### Task instructions
In the material below, find each line holding the string "plain" and copy it.

### Material for this exercise
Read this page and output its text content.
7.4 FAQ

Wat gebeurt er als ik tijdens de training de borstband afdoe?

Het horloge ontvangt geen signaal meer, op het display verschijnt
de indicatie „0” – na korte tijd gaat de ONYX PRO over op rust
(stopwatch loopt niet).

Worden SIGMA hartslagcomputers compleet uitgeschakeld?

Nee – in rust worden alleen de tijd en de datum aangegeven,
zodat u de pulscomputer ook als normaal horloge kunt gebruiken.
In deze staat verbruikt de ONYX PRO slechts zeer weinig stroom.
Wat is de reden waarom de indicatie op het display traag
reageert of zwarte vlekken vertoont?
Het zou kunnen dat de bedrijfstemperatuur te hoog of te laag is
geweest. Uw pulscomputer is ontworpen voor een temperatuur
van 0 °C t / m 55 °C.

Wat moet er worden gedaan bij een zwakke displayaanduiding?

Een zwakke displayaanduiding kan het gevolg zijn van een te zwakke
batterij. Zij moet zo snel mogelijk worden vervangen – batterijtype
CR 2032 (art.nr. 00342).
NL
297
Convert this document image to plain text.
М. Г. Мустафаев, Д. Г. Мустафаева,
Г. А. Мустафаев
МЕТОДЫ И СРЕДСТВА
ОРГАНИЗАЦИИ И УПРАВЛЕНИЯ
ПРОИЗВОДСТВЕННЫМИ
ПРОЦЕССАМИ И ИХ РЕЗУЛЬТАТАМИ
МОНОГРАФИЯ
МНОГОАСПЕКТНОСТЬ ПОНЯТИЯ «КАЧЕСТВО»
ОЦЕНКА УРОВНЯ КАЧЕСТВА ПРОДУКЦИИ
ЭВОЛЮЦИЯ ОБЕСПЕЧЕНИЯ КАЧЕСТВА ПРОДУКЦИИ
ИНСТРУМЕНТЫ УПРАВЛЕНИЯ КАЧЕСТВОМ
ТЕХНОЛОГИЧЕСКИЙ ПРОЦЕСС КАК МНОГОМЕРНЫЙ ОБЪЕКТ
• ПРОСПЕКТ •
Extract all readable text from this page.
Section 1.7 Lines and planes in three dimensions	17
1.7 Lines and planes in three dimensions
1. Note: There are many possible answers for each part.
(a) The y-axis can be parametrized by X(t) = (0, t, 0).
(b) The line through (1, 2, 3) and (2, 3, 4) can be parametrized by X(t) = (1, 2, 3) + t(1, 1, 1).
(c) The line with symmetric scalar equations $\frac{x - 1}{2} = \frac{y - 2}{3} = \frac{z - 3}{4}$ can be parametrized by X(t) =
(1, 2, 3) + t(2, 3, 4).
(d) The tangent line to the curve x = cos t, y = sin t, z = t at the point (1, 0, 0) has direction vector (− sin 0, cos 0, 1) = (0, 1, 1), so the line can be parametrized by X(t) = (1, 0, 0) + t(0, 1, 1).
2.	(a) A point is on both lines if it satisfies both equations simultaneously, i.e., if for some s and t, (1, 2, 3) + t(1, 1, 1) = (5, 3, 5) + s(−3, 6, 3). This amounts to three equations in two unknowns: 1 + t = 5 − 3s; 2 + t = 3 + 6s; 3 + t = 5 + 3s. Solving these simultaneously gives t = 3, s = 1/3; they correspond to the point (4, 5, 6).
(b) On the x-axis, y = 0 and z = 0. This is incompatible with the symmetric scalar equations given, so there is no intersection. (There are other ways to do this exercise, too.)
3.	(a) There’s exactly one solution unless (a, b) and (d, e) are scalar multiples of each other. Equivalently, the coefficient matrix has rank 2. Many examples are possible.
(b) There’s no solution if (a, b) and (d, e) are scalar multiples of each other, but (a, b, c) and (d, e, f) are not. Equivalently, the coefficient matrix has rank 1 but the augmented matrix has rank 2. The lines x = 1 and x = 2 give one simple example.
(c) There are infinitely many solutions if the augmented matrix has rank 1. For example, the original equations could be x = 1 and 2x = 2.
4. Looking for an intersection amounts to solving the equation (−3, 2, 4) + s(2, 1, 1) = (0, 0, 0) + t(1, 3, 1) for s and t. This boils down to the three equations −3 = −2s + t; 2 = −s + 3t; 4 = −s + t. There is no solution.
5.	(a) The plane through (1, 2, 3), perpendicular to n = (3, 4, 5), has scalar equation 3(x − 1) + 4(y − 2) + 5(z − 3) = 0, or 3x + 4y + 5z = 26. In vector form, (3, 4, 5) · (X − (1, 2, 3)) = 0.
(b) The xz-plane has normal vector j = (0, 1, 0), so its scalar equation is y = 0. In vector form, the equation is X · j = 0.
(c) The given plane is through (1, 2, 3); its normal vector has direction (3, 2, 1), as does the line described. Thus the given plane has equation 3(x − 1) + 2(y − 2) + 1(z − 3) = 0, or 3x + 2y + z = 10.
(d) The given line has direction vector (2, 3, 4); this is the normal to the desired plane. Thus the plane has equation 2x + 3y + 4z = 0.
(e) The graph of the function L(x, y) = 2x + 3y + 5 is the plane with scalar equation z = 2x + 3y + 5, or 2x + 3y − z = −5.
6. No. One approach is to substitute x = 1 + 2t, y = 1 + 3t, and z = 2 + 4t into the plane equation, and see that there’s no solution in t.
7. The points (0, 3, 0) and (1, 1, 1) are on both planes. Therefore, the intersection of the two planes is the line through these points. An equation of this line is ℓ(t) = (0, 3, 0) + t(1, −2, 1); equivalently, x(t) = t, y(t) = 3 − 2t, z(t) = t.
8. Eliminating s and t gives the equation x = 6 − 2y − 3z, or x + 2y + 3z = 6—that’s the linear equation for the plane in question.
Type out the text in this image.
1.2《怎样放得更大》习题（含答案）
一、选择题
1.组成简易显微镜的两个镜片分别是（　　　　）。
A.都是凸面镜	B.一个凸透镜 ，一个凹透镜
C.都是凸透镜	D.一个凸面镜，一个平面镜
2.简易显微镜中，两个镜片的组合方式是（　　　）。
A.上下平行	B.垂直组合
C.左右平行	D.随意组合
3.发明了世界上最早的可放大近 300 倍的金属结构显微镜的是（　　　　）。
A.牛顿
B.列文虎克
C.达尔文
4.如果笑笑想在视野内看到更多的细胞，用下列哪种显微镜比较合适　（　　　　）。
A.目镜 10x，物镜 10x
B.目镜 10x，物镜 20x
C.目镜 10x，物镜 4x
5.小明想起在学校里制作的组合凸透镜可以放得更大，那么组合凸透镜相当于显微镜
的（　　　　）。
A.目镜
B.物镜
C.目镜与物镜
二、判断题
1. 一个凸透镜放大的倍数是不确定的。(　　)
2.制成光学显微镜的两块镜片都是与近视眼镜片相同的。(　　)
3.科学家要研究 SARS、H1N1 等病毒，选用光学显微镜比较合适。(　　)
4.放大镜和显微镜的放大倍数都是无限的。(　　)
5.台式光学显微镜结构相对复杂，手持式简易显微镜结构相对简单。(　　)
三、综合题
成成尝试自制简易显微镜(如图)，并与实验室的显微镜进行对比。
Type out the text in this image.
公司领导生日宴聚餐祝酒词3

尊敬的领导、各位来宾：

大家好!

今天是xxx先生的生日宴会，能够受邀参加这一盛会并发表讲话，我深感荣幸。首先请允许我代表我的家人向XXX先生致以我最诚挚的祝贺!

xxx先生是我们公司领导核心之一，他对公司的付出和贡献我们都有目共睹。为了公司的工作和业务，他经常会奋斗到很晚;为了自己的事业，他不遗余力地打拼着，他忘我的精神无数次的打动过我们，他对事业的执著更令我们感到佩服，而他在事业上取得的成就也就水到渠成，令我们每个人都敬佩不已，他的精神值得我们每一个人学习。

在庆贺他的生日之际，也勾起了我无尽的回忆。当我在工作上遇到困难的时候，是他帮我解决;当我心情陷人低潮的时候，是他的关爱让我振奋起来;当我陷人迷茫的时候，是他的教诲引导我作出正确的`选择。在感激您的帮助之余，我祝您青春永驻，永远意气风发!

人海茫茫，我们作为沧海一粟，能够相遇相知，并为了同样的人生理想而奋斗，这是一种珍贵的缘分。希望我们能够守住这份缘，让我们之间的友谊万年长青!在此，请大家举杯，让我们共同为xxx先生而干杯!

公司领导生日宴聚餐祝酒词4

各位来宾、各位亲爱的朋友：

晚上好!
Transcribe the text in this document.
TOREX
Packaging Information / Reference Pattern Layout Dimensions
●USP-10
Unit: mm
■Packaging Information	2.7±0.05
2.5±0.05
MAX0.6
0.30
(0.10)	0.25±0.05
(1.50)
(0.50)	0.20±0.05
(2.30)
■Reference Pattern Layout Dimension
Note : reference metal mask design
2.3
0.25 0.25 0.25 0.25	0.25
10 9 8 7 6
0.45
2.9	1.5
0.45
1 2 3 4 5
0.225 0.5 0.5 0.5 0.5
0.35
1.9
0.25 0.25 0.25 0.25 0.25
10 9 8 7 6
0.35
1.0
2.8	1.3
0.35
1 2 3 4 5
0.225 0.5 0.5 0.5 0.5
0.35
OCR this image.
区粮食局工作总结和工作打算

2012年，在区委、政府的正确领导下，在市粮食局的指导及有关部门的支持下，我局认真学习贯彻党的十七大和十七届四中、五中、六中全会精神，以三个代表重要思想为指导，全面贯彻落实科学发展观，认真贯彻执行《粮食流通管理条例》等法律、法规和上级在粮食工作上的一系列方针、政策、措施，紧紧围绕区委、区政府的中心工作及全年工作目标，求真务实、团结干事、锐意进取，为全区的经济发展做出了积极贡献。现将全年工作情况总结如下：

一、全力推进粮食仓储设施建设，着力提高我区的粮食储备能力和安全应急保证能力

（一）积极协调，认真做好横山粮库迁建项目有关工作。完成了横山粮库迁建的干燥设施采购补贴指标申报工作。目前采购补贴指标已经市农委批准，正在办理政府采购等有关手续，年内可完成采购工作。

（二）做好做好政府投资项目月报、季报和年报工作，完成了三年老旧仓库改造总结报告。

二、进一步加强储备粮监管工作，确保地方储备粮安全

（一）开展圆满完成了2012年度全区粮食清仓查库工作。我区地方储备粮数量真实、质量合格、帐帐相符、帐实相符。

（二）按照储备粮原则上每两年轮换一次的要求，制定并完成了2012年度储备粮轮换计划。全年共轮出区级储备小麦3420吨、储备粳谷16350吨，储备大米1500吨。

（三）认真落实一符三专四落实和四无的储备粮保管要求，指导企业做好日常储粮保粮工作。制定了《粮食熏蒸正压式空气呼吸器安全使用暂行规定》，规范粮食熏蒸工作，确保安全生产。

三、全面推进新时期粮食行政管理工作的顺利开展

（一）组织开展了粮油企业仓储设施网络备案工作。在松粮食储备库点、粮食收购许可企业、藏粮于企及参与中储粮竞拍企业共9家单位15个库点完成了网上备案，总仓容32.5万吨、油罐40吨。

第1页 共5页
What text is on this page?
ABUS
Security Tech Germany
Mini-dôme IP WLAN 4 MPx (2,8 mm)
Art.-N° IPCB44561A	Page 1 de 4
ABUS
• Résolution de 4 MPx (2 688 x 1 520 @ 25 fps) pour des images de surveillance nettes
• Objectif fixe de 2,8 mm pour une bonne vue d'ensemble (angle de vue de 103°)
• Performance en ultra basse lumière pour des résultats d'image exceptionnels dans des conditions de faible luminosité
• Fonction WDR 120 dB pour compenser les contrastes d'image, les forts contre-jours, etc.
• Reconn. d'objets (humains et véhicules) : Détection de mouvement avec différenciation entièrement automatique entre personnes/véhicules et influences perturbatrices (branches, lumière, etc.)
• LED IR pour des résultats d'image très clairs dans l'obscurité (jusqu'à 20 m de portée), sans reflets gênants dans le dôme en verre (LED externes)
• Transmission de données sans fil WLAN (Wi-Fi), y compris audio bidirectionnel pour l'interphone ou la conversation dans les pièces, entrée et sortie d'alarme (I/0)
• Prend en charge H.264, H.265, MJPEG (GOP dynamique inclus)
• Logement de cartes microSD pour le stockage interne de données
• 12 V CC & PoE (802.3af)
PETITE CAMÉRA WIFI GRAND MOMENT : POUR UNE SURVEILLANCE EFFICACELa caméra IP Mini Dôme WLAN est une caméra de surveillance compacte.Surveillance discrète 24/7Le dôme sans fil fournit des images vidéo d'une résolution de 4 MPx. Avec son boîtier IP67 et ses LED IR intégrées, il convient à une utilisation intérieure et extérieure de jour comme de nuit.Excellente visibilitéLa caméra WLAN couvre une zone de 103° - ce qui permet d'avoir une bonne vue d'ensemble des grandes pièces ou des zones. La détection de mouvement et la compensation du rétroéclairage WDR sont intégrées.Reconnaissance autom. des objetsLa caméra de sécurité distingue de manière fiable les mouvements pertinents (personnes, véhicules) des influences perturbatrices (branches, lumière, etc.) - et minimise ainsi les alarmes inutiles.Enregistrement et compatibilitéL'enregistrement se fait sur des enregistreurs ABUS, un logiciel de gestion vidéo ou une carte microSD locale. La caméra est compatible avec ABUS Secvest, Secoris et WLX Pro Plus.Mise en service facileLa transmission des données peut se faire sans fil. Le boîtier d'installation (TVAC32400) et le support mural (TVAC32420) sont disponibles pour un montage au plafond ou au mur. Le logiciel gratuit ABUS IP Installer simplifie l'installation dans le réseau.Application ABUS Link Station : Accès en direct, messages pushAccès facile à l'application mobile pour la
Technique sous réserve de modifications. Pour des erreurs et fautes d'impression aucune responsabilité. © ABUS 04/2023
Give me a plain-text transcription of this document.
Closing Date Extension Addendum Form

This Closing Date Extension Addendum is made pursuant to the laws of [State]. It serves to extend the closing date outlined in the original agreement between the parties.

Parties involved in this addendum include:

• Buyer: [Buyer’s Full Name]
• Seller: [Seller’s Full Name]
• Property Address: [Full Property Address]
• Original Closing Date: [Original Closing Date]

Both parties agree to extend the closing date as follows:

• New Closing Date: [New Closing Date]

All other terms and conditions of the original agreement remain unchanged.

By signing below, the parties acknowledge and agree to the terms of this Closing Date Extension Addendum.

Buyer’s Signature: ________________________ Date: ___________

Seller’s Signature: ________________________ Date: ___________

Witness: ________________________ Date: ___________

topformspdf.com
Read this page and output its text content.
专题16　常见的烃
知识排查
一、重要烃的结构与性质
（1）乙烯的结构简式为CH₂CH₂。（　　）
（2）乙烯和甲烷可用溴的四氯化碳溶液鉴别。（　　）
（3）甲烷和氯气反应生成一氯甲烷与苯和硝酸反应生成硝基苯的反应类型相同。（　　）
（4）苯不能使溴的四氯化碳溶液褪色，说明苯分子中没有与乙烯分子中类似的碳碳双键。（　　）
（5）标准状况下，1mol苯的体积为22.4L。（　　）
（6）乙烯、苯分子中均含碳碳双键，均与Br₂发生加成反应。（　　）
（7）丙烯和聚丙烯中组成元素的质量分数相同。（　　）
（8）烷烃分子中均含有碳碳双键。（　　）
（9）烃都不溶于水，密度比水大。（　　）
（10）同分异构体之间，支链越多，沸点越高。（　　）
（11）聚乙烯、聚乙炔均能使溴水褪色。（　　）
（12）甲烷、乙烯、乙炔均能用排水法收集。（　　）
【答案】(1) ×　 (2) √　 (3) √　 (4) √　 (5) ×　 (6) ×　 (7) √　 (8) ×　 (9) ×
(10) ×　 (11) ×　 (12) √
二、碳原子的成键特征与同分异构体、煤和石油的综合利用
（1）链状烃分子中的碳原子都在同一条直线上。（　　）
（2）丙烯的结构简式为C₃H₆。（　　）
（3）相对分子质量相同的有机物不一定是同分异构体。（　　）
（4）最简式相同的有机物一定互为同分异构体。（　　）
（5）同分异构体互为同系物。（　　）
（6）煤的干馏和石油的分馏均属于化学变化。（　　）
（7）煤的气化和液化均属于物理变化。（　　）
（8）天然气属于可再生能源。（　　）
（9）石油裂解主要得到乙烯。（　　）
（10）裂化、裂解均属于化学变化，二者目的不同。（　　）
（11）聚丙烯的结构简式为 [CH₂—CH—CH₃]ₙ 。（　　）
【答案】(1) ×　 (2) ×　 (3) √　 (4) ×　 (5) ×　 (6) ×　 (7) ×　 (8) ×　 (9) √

### Response
Convert this document image to plain text.
Give me a plain-text transcription of this document.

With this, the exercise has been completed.